— BEGIN Provided records —

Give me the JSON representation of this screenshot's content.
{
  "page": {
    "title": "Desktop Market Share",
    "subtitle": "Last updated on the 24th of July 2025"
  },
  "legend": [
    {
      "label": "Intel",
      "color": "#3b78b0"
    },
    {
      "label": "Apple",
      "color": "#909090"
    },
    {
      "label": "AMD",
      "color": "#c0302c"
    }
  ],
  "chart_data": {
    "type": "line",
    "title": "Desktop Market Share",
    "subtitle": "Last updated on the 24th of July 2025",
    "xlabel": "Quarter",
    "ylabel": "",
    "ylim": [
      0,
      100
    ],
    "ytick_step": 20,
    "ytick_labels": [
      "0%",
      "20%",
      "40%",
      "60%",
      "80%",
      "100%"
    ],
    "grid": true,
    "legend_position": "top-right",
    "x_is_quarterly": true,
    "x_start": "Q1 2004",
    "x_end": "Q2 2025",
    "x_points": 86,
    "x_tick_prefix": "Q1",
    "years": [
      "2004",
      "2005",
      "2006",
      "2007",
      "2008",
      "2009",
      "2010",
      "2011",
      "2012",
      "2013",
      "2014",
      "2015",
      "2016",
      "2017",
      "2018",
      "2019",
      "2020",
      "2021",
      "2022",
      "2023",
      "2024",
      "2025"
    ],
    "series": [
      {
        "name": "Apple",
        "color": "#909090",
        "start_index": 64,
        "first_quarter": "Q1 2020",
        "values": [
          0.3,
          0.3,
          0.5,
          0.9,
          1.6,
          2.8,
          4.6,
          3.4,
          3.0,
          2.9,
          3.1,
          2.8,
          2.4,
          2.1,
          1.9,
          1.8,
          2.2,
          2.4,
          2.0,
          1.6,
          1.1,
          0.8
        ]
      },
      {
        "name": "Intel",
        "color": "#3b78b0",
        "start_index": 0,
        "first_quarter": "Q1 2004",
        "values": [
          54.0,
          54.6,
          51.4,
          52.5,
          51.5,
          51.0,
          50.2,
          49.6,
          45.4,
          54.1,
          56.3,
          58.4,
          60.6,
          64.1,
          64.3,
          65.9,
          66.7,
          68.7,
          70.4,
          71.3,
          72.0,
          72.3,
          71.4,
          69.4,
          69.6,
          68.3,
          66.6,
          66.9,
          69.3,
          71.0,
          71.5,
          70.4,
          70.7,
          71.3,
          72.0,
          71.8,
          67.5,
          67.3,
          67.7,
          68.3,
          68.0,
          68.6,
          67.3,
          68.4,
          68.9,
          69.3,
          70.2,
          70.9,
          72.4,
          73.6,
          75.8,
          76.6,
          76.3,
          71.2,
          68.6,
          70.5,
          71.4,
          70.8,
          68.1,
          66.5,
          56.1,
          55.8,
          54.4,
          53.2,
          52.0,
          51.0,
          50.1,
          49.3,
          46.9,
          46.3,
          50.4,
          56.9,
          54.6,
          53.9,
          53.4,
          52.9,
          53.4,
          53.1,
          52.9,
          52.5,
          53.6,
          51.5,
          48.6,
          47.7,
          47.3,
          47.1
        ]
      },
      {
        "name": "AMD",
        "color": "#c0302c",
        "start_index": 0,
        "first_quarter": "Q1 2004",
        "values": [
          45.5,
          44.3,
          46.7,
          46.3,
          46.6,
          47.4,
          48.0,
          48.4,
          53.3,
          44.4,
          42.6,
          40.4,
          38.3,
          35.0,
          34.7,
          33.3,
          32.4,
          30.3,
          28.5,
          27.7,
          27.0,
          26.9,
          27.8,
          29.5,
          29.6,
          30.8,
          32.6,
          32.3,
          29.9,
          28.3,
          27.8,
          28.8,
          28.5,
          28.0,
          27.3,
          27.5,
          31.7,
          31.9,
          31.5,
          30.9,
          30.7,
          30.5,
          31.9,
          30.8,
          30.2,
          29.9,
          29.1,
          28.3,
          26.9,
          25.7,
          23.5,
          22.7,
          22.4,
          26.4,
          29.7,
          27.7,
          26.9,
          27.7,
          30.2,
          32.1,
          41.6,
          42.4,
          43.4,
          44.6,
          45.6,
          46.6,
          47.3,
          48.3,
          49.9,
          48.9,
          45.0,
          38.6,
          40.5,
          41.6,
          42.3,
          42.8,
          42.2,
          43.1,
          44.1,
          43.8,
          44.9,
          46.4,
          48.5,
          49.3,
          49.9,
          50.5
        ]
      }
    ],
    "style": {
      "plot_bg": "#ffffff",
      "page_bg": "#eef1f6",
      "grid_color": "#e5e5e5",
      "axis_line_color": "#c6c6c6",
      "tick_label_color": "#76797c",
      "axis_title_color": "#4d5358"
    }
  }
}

— END Provided records —

Your instructions: Retype the material above, line by line, exactly.

In response:
Give me the JSON representation of this screenshot's content.
{
  "page": {
    "title": "Desktop Market Share",
    "subtitle": "Last updated on the 24th of July 2025"
  },
  "legend": [
    {
      "label": "Intel",
      "color": "#3b78b0"
    },
    {
      "label": "Apple",
      "color": "#909090"
    },
    {
      "label": "AMD",
      "color": "#c0302c"
    }
  ],
  "chart_data": {
    "type": "line",
    "title": "Desktop Market Share",
    "subtitle": "Last updated on the 24th of July 2025",
    "xlabel": "Quarter",
    "ylabel": "",
    "ylim": [
      0,
      100
    ],
    "ytick_step": 20,
    "ytick_labels": [
      "0%",
      "20%",
      "40%",
      "60%",
      "80%",
      "100%"
    ],
    "grid": true,
    "legend_position": "top-right",
    "x_is_quarterly": true,
    "x_start": "Q1 2004",
    "x_end": "Q2 2025",
    "x_points": 86,
    "x_tick_prefix": "Q1",
    "years": [
      "2004",
      "2005",
      "2006",
      "2007",
      "2008",
      "2009",
      "2010",
      "2011",
      "2012",
      "2013",
      "2014",
      "2015",
      "2016",
      "2017",
      "2018",
      "2019",
      "2020",
      "2021",
      "2022",
      "2023",
      "2024",
      "2025"
    ],
    "series": [
      {
        "name": "Apple",
        "color": "#909090",
        "start_index": 64,
        "first_quarter": "Q1 2020",
        "values": [
          0.3,
          0.3,
          0.5,
          0.9,
          1.6,
          2.8,
          4.6,
          3.4,
          3.0,
          2.9,
          3.1,
          2.8,
          2.4,
          2.1,
          1.9,
          1.8,
          2.2,
          2.4,
          2.0,
          1.6,
          1.1,
          0.8
        ]
      },
      {
        "name": "Intel",
        "color": "#3b78b0",
        "start_index": 0,
        "first_quarter": "Q1 2004",
        "values": [
          54.0,
          54.6,
          51.4,
          52.5,
          51.5,
          51.0,
          50.2,
          49.6,
          45.4,
          54.1,
          56.3,
          58.4,
          60.6,
          64.1,
          64.3,
          65.9,
          66.7,
          68.7,
          70.4,
          71.3,
          72.0,
          72.3,
          71.4,
          69.4,
          69.6,
          68.3,
          66.6,
          66.9,
          69.3,
          71.0,
          71.5,
          70.4,
          70.7,
          71.3,
          72.0,
          71.8,
          67.5,
          67.3,
          67.7,
          68.3,
          68.0,
          68.6,
          67.3,
          68.4,
          68.9,
          69.3,
          70.2,
          70.9,
          72.4,
          73.6,
          75.8,
          76.6,
          76.3,
          71.2,
          68.6,
          70.5,
          71.4,
          70.8,
          68.1,
          66.5,
          56.1,
          55.8,
          54.4,
          53.2,
          52.0,
          51.0,
          50.1,
          49.3,
          46.9,
          46.3,
          50.4,
          56.9,
          54.6,
          53.9,
          53.4,
          52.9,
          53.4,
          53.1,
          52.9,
          52.5,
          53.6,
          51.5,
          48.6,
          47.7,
          47.3,
          47.1
        ]
      },
      {
        "name": "AMD",
        "color": "#c0302c",
        "start_index": 0,
        "first_quarter": "Q1 2004",
        "values": [
          45.5,
          44.3,
          46.7,
          46.3,
          46.6,
          47.4,
          48.0,
          48.4,
          53.3,
          44.4,
          42.6,
          40.4,
          38.3,
          35.0,
          34.7,
          33.3,
          32.4,
          30.3,
          28.5,
          27.7,
          27.0,
          26.9,
          27.8,
          29.5,
          29.6,
          30.8,
          32.6,
          32.3,
          29.9,
          28.3,
          27.8,
          28.8,
          28.5,
          28.0,
          27.3,
          27.5,
          31.7,
          31.9,
          31.5,
          30.9,
          30.7,
          30.5,
          31.9,
          30.8,
          30.2,
          29.9,
          29.1,
          28.3,
          26.9,
          25.7,
          23.5,
          22.7,
          22.4,
          26.4,
          29.7,
          27.7,
          26.9,
          27.7,
          30.2,
          32.1,
          41.6,
          42.4,
          43.4,
          44.6,
          45.6,
          46.6,
          47.3,
          48.3,
          49.9,
          48.9,
          45.0,
          38.6,
          40.5,
          41.6,
          42.3,
          42.8,
          42.2,
          43.1,
          44.1,
          43.8,
          44.9,
          46.4,
          48.5,
          49.3,
          49.9,
          50.5
        ]
      }
    ],
    "style": {
      "plot_bg": "#ffffff",
      "page_bg": "#eef1f6",
      "grid_color": "#e5e5e5",
      "axis_line_color": "#c6c6c6",
      "tick_label_color": "#76797c",
      "axis_title_color": "#4d5358"
    }
  }
}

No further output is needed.